- **What you need to do**
Using the data beneath, show every line that includes the word "JSON".

- **Data in this exercise**
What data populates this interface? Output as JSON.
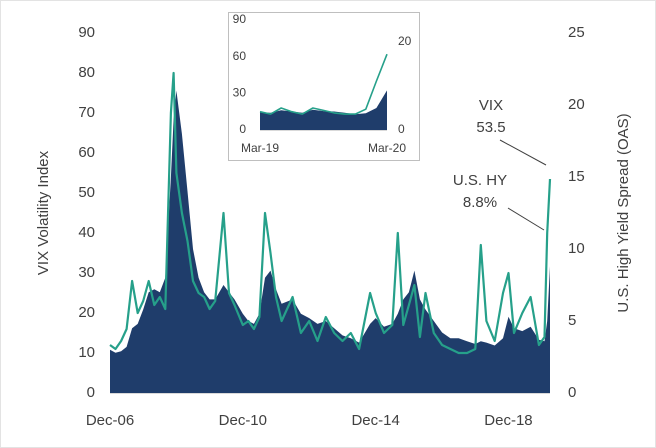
{
  "chart_data": [
    {
      "type": "line",
      "ylabel": "VIX Volatility Index",
      "y2label": "U.S. High Yield Spread (OAS)",
      "x": [
        "Dec-06",
        "Feb-07",
        "Apr-07",
        "Jun-07",
        "Aug-07",
        "Oct-07",
        "Dec-07",
        "Feb-08",
        "Apr-08",
        "Jun-08",
        "Aug-08",
        "Oct-08",
        "Nov-08",
        "Dec-08",
        "Feb-09",
        "Apr-09",
        "Jun-09",
        "Aug-09",
        "Oct-09",
        "Dec-09",
        "Feb-10",
        "May-10",
        "Jul-10",
        "Sep-10",
        "Dec-10",
        "Feb-11",
        "Apr-11",
        "Jun-11",
        "Aug-11",
        "Oct-11",
        "Dec-11",
        "Feb-12",
        "Jun-12",
        "Sep-12",
        "Dec-12",
        "Mar-13",
        "Jun-13",
        "Sep-13",
        "Dec-13",
        "Mar-14",
        "Jun-14",
        "Oct-14",
        "Dec-14",
        "Mar-15",
        "Jun-15",
        "Aug-15",
        "Oct-15",
        "Dec-15",
        "Feb-16",
        "Apr-16",
        "Jun-16",
        "Sep-16",
        "Dec-16",
        "Mar-17",
        "Jun-17",
        "Sep-17",
        "Dec-17",
        "Feb-18",
        "Apr-18",
        "Jul-18",
        "Oct-18",
        "Dec-18",
        "Feb-19",
        "May-19",
        "Aug-19",
        "Nov-19",
        "Jan-20",
        "Feb-20",
        "Mar-20"
      ],
      "series": [
        {
          "name": "U.S. HY",
          "color": "#1f3d6b",
          "style": "area",
          "axis": "y2",
          "values": [
            3.0,
            2.8,
            2.9,
            3.2,
            4.5,
            4.8,
            5.8,
            7.0,
            7.2,
            7.0,
            8.0,
            15,
            19,
            21,
            18,
            14,
            10,
            8,
            7,
            6.5,
            6.5,
            7.5,
            7,
            6.5,
            5.5,
            5,
            4.8,
            5.5,
            8,
            8.5,
            7.2,
            6.2,
            6.5,
            5.5,
            5.2,
            4.8,
            5.0,
            4.5,
            4.0,
            3.8,
            3.5,
            4.8,
            5.2,
            4.6,
            4.8,
            5.5,
            6.5,
            7,
            8.5,
            6.5,
            5.8,
            5,
            4.2,
            3.8,
            3.8,
            3.6,
            3.4,
            3.6,
            3.5,
            3.3,
            3.8,
            5.3,
            4.5,
            4.3,
            4.6,
            3.7,
            3.6,
            5,
            8.8
          ]
        },
        {
          "name": "VIX",
          "color": "#26a08a",
          "style": "line",
          "values": [
            12,
            11,
            13,
            16,
            28,
            20,
            23,
            28,
            22,
            24,
            21,
            70,
            80,
            55,
            45,
            38,
            28,
            25,
            24,
            21,
            23,
            45,
            25,
            22,
            17,
            18,
            16,
            19,
            45,
            35,
            24,
            18,
            24,
            15,
            18,
            13,
            19,
            15,
            13,
            15,
            11,
            25,
            20,
            15,
            17,
            40,
            17,
            22,
            27,
            14,
            25,
            15,
            12,
            11,
            10,
            10,
            11,
            37,
            18,
            13,
            25,
            30,
            15,
            20,
            24,
            12,
            14,
            40,
            53.5
          ]
        }
      ],
      "annotations": [
        "53.5",
        "8.8%"
      ],
      "xlim": [
        "Dec-06",
        "Mar-20"
      ],
      "xticks": [
        "Dec-06",
        "Dec-10",
        "Dec-14",
        "Dec-18"
      ],
      "ylim": [
        0,
        90
      ],
      "yticks": [
        0,
        10,
        20,
        30,
        40,
        50,
        60,
        70,
        80,
        90
      ],
      "y2lim": [
        0,
        25
      ],
      "y2ticks": [
        0,
        5,
        10,
        15,
        20,
        25
      ]
    },
    {
      "type": "line",
      "x": [
        "Mar-19",
        "Apr-19",
        "May-19",
        "Jun-19",
        "Jul-19",
        "Aug-19",
        "Sep-19",
        "Oct-19",
        "Nov-19",
        "Dec-19",
        "Jan-20",
        "Feb-20",
        "Mar-20"
      ],
      "series": [
        {
          "color": "#1f3d6b",
          "style": "area",
          "axis": "y2",
          "values": [
            4.0,
            3.9,
            4.5,
            4.2,
            3.9,
            4.6,
            4.3,
            4.2,
            3.9,
            3.6,
            3.8,
            5.0,
            9.0
          ]
        },
        {
          "color": "#26a08a",
          "style": "line",
          "values": [
            15,
            13,
            18,
            15,
            13,
            18,
            16,
            14,
            13,
            13,
            17,
            40,
            62
          ]
        }
      ],
      "xlim": [
        "Mar-19",
        "Mar-20"
      ],
      "xticks": [
        "Mar-19",
        "Mar-20"
      ],
      "ylim": [
        0,
        90
      ],
      "yticks": [
        0,
        30,
        60,
        90
      ],
      "y2lim": [
        0,
        25
      ],
      "y2ticks": [
        0,
        20
      ]
    }
  ]
}
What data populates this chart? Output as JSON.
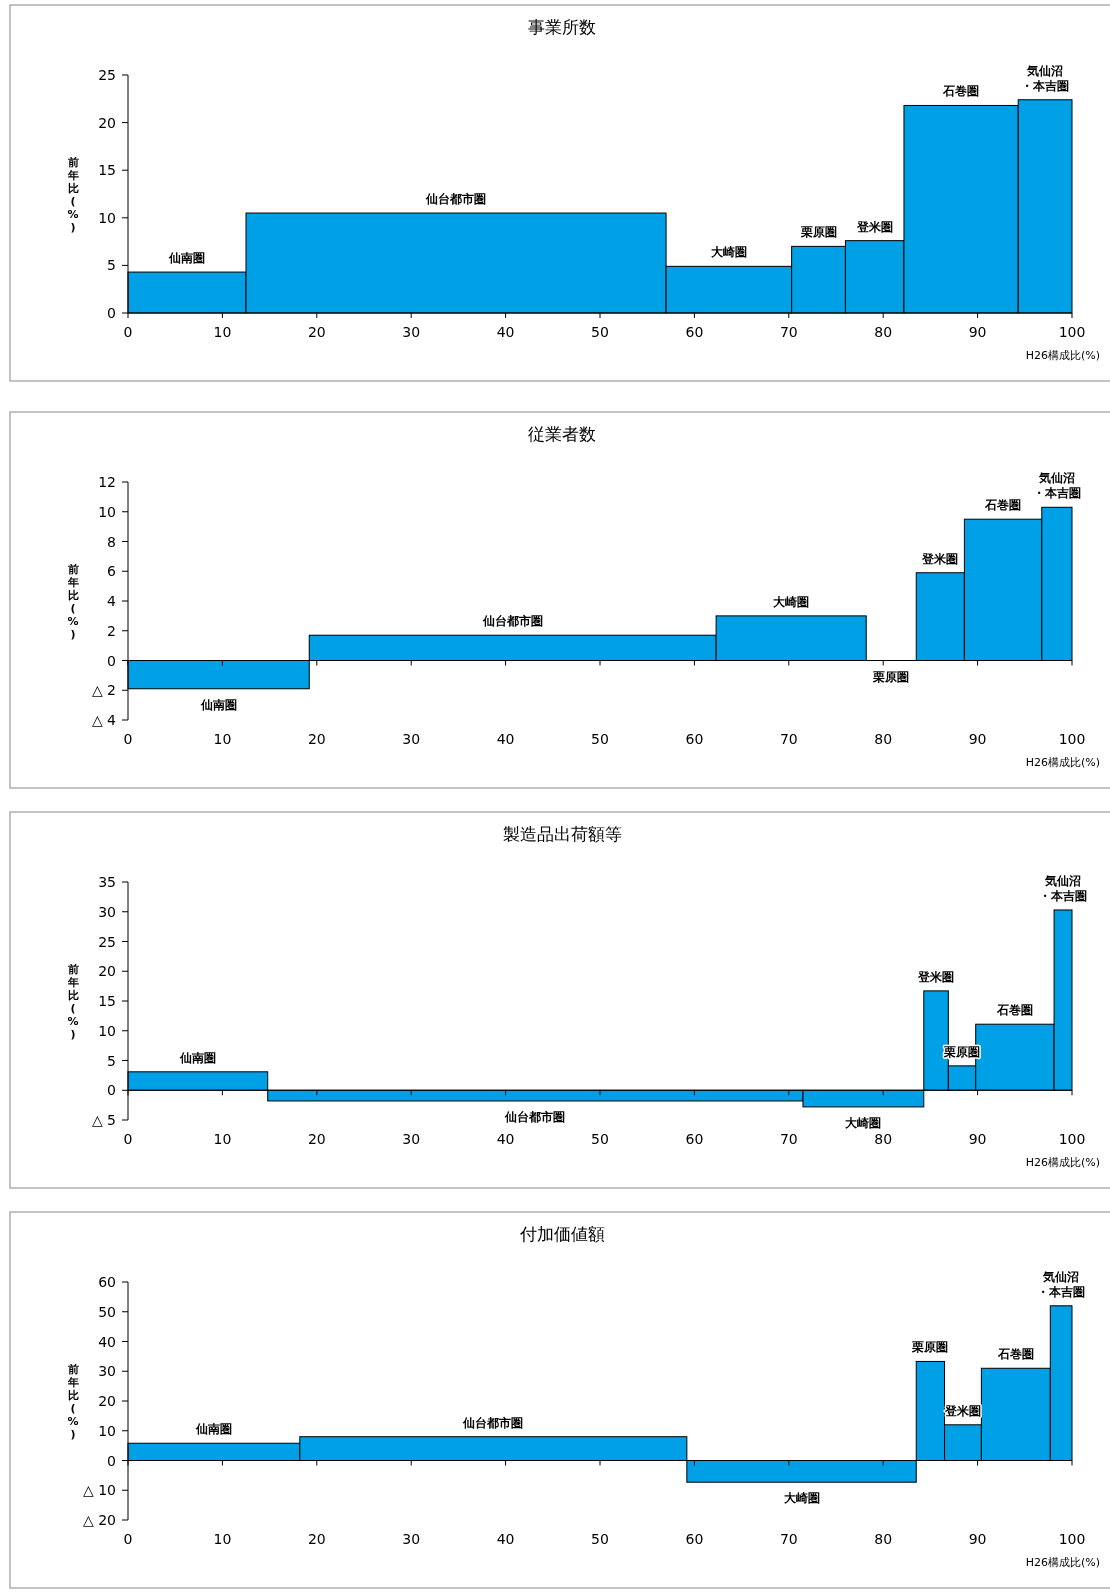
{
  "chart_data": [
    {
      "type": "histogram",
      "title": "事業所数",
      "xlabel": "H26構成比(%)",
      "ylabel": "前年比(%)",
      "color": "#00a0e6",
      "bins": [
        0,
        12.5,
        57,
        70.3,
        76,
        82.2,
        94.3,
        100
      ],
      "values": [
        4.3,
        10.5,
        4.9,
        7.0,
        7.6,
        21.8,
        22.4
      ],
      "xlim": [
        0,
        100
      ],
      "xticks": [
        0,
        10,
        20,
        30,
        40,
        50,
        60,
        70,
        80,
        90,
        100
      ],
      "ylim": [
        0,
        25
      ],
      "yticks": [
        0,
        5,
        10,
        15,
        20,
        25
      ],
      "annotations": [
        {
          "text": "仙南圏",
          "x": 6.25,
          "y": 4.3
        },
        {
          "text": "仙台都市圏",
          "x": 34.75,
          "y": 10.5
        },
        {
          "text": "大崎圏",
          "x": 63.65,
          "y": 4.9
        },
        {
          "text": "栗原圏",
          "x": 73.15,
          "y": 7.0
        },
        {
          "text": "登米圏",
          "x": 79.1,
          "y": 7.6
        },
        {
          "text": "石巻圏",
          "x": 88.25,
          "y": 21.8
        },
        {
          "text": "気仙沼・本吉圏",
          "x": 97.15,
          "y": 22.4
        }
      ]
    },
    {
      "type": "histogram",
      "title": "従業者数",
      "xlabel": "H26構成比(%)",
      "ylabel": "前年比(%)",
      "color": "#00a0e6",
      "bins": [
        0,
        19.2,
        62.3,
        78.2,
        83.5,
        88.6,
        96.8,
        100
      ],
      "values": [
        -1.9,
        1.7,
        3.0,
        0,
        5.9,
        9.5,
        10.3
      ],
      "xlim": [
        0,
        100
      ],
      "xticks": [
        0,
        10,
        20,
        30,
        40,
        50,
        60,
        70,
        80,
        90,
        100
      ],
      "ylim": [
        -4,
        12
      ],
      "yticks": [
        {
          "value": -4,
          "label": "△ 4"
        },
        {
          "value": -2,
          "label": "△ 2"
        },
        0,
        2,
        4,
        6,
        8,
        10,
        12
      ],
      "annotations": [
        {
          "text": "仙南圏",
          "x": 9.6,
          "y": -1.9
        },
        {
          "text": "仙台都市圏",
          "x": 40.75,
          "y": 1.7
        },
        {
          "text": "大崎圏",
          "x": 70.25,
          "y": 3.0
        },
        {
          "text": "栗原圏",
          "x": 80.85,
          "y": 0
        },
        {
          "text": "登米圏",
          "x": 86.05,
          "y": 5.9
        },
        {
          "text": "石巻圏",
          "x": 92.7,
          "y": 9.5
        },
        {
          "text": "気仙沼・本吉圏",
          "x": 98.4,
          "y": 10.3
        }
      ]
    },
    {
      "type": "histogram",
      "title": "製造品出荷額等",
      "xlabel": "H26構成比(%)",
      "ylabel": "前年比(%)",
      "color": "#00a0e6",
      "bins": [
        0,
        14.8,
        71.5,
        84.3,
        86.9,
        89.8,
        98.1,
        100
      ],
      "values": [
        3.1,
        -1.8,
        -2.8,
        16.7,
        4.1,
        11.1,
        30.3
      ],
      "xlim": [
        0,
        100
      ],
      "xticks": [
        0,
        10,
        20,
        30,
        40,
        50,
        60,
        70,
        80,
        90,
        100
      ],
      "ylim": [
        -5,
        35
      ],
      "yticks": [
        {
          "value": -5,
          "label": "△ 5"
        },
        0,
        5,
        10,
        15,
        20,
        25,
        30,
        35
      ],
      "annotations": [
        {
          "text": "仙南圏",
          "x": 7.4,
          "y": 3.1
        },
        {
          "text": "仙台都市圏",
          "x": 43.15,
          "y": -1.8
        },
        {
          "text": "大崎圏",
          "x": 77.9,
          "y": -2.8
        },
        {
          "text": "登米圏",
          "x": 85.6,
          "y": 16.7
        },
        {
          "text": "栗原圏",
          "x": 88.35,
          "y": 4.1
        },
        {
          "text": "石巻圏",
          "x": 93.95,
          "y": 11.1
        },
        {
          "text": "気仙沼・本吉圏",
          "x": 99.05,
          "y": 30.3
        }
      ]
    },
    {
      "type": "histogram",
      "title": "付加価値額",
      "xlabel": "H26構成比(%)",
      "ylabel": "前年比(%)",
      "color": "#00a0e6",
      "bins": [
        0,
        18.2,
        59.2,
        83.5,
        86.5,
        90.4,
        97.7,
        100
      ],
      "values": [
        5.8,
        8.0,
        -7.3,
        33.3,
        12.0,
        31.0,
        52.0
      ],
      "xlim": [
        0,
        100
      ],
      "xticks": [
        0,
        10,
        20,
        30,
        40,
        50,
        60,
        70,
        80,
        90,
        100
      ],
      "ylim": [
        -20,
        60
      ],
      "yticks": [
        {
          "value": -20,
          "label": "△ 20"
        },
        {
          "value": -10,
          "label": "△ 10"
        },
        0,
        10,
        20,
        30,
        40,
        50,
        60
      ],
      "annotations": [
        {
          "text": "仙南圏",
          "x": 9.1,
          "y": 5.8
        },
        {
          "text": "仙台都市圏",
          "x": 38.7,
          "y": 8.0
        },
        {
          "text": "大崎圏",
          "x": 71.35,
          "y": -7.3
        },
        {
          "text": "栗原圏",
          "x": 85.0,
          "y": 33.3
        },
        {
          "text": "登米圏",
          "x": 88.45,
          "y": 12.0
        },
        {
          "text": "石巻圏",
          "x": 94.05,
          "y": 31.0
        },
        {
          "text": "気仙沼・本吉圏",
          "x": 98.85,
          "y": 52.0
        }
      ]
    }
  ]
}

- **Reply**
What data populates this interface? Output as JSON.
What data populates this chart? Output as JSON.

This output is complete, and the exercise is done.